### Do this
Restate the records in their entirety, word for word.

─── Supplied records ───

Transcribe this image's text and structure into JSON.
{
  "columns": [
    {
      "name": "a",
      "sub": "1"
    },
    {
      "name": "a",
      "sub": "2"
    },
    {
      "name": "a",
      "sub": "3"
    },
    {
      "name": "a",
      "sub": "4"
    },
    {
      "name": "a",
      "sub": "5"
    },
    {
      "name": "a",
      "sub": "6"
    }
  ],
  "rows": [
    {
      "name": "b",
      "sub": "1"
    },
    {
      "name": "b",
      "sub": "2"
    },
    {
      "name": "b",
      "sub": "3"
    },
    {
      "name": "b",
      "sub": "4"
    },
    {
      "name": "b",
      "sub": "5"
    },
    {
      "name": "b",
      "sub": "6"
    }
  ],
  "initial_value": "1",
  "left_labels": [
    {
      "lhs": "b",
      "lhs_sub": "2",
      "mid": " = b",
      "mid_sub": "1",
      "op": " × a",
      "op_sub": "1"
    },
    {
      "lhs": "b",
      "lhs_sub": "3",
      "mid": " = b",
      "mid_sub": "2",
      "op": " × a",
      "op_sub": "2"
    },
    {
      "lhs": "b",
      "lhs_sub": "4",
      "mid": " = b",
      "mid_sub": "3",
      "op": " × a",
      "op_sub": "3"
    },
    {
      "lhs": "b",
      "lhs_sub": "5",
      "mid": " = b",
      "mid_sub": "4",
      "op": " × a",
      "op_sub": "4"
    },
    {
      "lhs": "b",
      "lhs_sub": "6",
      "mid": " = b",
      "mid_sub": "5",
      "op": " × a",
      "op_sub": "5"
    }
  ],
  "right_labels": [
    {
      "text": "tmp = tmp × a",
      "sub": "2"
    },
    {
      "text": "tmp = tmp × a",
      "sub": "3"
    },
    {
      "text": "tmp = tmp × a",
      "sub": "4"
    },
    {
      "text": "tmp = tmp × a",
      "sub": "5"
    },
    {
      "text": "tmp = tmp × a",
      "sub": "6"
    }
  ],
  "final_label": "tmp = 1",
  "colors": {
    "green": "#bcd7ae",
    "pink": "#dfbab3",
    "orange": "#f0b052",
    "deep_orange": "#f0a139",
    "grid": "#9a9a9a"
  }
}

───

### Written answer
Transcribe this image's text and structure into JSON.
{
  "columns": [
    {
      "name": "a",
      "sub": "1"
    },
    {
      "name": "a",
      "sub": "2"
    },
    {
      "name": "a",
      "sub": "3"
    },
    {
      "name": "a",
      "sub": "4"
    },
    {
      "name": "a",
      "sub": "5"
    },
    {
      "name": "a",
      "sub": "6"
    }
  ],
  "rows": [
    {
      "name": "b",
      "sub": "1"
    },
    {
      "name": "b",
      "sub": "2"
    },
    {
      "name": "b",
      "sub": "3"
    },
    {
      "name": "b",
      "sub": "4"
    },
    {
      "name": "b",
      "sub": "5"
    },
    {
      "name": "b",
      "sub": "6"
    }
  ],
  "initial_value": "1",
  "left_labels": [
    {
      "lhs": "b",
      "lhs_sub": "2",
      "mid": " = b",
      "mid_sub": "1",
      "op": " × a",
      "op_sub": "1"
    },
    {
      "lhs": "b",
      "lhs_sub": "3",
      "mid": " = b",
      "mid_sub": "2",
      "op": " × a",
      "op_sub": "2"
    },
    {
      "lhs": "b",
      "lhs_sub": "4",
      "mid": " = b",
      "mid_sub": "3",
      "op": " × a",
      "op_sub": "3"
    },
    {
      "lhs": "b",
      "lhs_sub": "5",
      "mid": " = b",
      "mid_sub": "4",
      "op": " × a",
      "op_sub": "4"
    },
    {
      "lhs": "b",
      "lhs_sub": "6",
      "mid": " = b",
      "mid_sub": "5",
      "op": " × a",
      "op_sub": "5"
    }
  ],
  "right_labels": [
    {
      "text": "tmp = tmp × a",
      "sub": "2"
    },
    {
      "text": "tmp = tmp × a",
      "sub": "3"
    },
    {
      "text": "tmp = tmp × a",
      "sub": "4"
    },
    {
      "text": "tmp = tmp × a",
      "sub": "5"
    },
    {
      "text": "tmp = tmp × a",
      "sub": "6"
    }
  ],
  "final_label": "tmp = 1",
  "colors": {
    "green": "#bcd7ae",
    "pink": "#dfbab3",
    "orange": "#f0b052",
    "deep_orange": "#f0a139",
    "grid": "#9a9a9a"
  }
}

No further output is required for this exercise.